| Data for processing |
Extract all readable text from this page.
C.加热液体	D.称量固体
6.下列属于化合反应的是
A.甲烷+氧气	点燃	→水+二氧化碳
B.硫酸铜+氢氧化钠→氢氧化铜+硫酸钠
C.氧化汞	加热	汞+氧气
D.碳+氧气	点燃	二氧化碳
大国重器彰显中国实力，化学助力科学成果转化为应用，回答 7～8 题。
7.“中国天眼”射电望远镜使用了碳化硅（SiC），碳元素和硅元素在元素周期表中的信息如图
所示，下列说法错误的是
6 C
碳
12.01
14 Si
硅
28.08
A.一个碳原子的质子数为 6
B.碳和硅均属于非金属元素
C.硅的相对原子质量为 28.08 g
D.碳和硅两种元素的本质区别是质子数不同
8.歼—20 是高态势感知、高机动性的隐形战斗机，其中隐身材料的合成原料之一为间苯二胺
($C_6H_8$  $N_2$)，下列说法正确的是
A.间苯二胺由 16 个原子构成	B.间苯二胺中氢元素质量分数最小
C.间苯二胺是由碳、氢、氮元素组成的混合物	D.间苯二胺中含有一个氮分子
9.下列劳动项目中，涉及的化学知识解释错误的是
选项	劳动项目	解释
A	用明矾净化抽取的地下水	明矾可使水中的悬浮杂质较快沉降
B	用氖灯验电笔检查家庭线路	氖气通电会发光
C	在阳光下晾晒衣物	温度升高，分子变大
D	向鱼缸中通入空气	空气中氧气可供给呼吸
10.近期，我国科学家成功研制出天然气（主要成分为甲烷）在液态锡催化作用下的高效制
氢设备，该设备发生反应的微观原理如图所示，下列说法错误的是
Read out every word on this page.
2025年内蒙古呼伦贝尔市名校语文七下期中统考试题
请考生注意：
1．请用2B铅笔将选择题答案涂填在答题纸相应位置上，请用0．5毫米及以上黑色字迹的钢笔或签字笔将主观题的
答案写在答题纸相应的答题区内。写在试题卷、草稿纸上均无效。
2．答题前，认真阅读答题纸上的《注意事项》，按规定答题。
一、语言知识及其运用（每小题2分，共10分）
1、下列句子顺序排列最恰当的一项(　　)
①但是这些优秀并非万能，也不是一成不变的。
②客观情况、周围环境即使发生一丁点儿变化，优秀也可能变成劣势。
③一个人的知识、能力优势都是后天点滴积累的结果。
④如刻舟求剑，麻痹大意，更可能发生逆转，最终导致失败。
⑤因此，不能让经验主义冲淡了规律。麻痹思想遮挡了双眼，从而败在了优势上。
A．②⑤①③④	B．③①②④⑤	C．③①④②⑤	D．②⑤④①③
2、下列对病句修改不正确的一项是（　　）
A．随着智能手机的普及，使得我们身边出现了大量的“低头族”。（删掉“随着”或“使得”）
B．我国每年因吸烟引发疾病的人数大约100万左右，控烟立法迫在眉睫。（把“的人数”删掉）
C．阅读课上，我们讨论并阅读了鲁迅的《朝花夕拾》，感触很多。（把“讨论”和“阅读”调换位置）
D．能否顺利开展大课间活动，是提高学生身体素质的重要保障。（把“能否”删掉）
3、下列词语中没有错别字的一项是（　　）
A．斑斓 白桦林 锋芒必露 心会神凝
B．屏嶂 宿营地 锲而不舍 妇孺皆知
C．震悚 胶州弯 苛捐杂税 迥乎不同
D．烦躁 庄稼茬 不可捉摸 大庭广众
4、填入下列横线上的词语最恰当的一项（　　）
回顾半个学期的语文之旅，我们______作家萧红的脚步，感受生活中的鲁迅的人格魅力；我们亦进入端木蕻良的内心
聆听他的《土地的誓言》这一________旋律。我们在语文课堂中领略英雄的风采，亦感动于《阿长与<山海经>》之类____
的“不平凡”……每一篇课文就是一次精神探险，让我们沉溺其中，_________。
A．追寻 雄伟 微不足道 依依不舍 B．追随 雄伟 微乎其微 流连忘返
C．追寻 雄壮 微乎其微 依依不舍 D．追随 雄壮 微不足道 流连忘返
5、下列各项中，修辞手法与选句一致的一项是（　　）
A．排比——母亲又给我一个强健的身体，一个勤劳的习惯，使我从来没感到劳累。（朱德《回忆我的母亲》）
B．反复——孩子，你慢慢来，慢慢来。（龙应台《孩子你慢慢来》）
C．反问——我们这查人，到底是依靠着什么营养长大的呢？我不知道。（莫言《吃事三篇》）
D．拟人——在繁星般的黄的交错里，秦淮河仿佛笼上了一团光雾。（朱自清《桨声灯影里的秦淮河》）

| What you have to do |
Select every line where the word "this" occurs.

| Exercise solution |
Extract all readable text from this page.
Read out every word on this page.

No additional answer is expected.